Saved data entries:

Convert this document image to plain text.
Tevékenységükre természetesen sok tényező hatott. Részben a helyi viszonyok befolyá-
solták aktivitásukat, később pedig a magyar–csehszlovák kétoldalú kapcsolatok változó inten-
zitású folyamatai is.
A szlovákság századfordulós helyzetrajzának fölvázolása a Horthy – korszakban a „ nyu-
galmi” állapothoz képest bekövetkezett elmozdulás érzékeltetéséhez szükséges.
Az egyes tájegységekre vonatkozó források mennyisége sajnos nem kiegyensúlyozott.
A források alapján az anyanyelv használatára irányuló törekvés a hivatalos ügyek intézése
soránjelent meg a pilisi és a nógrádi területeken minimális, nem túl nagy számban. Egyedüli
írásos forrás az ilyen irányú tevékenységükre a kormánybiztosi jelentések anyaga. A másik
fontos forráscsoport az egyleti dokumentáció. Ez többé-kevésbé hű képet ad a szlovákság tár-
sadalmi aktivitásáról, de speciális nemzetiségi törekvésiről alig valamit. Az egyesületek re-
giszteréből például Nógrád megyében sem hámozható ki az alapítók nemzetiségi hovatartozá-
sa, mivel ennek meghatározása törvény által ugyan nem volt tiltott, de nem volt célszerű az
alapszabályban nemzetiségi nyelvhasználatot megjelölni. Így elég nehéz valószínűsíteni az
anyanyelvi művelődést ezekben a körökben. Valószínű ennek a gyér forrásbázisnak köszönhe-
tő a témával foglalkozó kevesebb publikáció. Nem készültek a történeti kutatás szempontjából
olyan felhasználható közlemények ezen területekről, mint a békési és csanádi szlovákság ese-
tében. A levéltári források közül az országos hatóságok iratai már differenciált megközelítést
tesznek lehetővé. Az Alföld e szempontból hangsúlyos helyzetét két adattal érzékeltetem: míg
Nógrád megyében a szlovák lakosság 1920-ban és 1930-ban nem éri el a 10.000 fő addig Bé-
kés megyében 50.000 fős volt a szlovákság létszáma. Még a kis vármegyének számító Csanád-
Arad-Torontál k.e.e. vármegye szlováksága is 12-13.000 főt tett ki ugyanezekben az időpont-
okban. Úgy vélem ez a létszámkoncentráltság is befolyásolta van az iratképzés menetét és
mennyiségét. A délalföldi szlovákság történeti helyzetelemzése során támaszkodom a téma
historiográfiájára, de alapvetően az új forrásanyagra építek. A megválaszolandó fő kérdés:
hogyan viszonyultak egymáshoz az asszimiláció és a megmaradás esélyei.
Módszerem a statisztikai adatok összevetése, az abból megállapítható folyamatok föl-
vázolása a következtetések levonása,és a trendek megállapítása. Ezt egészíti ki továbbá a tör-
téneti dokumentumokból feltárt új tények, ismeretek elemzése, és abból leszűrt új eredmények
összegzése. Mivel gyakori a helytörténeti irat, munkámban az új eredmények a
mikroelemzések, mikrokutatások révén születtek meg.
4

YOUR TASK: Go through the listing and print each line exactly as it appears.

TASK OUTPUT:
Convert this document image to plain text.
Tevékenységükre természetesen sok tényező hatott. Részben a helyi viszonyok befolyá-
solták aktivitásukat, később pedig a magyar–csehszlovák kétoldalú kapcsolatok változó inten-
zitású folyamatai is.
A szlovákság századfordulós helyzetrajzának fölvázolása a Horthy – korszakban a „ nyu-
galmi” állapothoz képest bekövetkezett elmozdulás érzékeltetéséhez szükséges.
Az egyes tájegységekre vonatkozó források mennyisége sajnos nem kiegyensúlyozott.
A források alapján az anyanyelv használatára irányuló törekvés a hivatalos ügyek intézése
soránjelent meg a pilisi és a nógrádi területeken minimális, nem túl nagy számban. Egyedüli
írásos forrás az ilyen irányú tevékenységükre a kormánybiztosi jelentések anyaga. A másik
fontos forráscsoport az egyleti dokumentáció. Ez többé-kevésbé hű képet ad a szlovákság tár-
sadalmi aktivitásáról, de speciális nemzetiségi törekvésiről alig valamit. Az egyesületek re-
giszteréből például Nógrád megyében sem hámozható ki az alapítók nemzetiségi hovatartozá-
sa, mivel ennek meghatározása törvény által ugyan nem volt tiltott, de nem volt célszerű az
alapszabályban nemzetiségi nyelvhasználatot megjelölni. Így elég nehéz valószínűsíteni az
anyanyelvi művelődést ezekben a körökben. Valószínű ennek a gyér forrásbázisnak köszönhe-
tő a témával foglalkozó kevesebb publikáció. Nem készültek a történeti kutatás szempontjából
olyan felhasználható közlemények ezen területekről, mint a békési és csanádi szlovákság ese-
tében. A levéltári források közül az országos hatóságok iratai már differenciált megközelítést
tesznek lehetővé. Az Alföld e szempontból hangsúlyos helyzetét két adattal érzékeltetem: míg
Nógrád megyében a szlovák lakosság 1920-ban és 1930-ban nem éri el a 10.000 fő addig Bé-
kés megyében 50.000 fős volt a szlovákság létszáma. Még a kis vármegyének számító Csanád-
Arad-Torontál k.e.e. vármegye szlováksága is 12-13.000 főt tett ki ugyanezekben az időpont-
okban. Úgy vélem ez a létszámkoncentráltság is befolyásolta van az iratképzés menetét és
mennyiségét. A délalföldi szlovákság történeti helyzetelemzése során támaszkodom a téma
historiográfiájára, de alapvetően az új forrásanyagra építek. A megválaszolandó fő kérdés:
hogyan viszonyultak egymáshoz az asszimiláció és a megmaradás esélyei.
Módszerem a statisztikai adatok összevetése, az abból megállapítható folyamatok föl-
vázolása a következtetések levonása,és a trendek megállapítása. Ezt egészíti ki továbbá a tör-
téneti dokumentumokból feltárt új tények, ismeretek elemzése, és abból leszűrt új eredmények
összegzése. Mivel gyakori a helytörténeti irat, munkámban az új eredmények a
mikroelemzések, mikrokutatások révén születtek meg.
4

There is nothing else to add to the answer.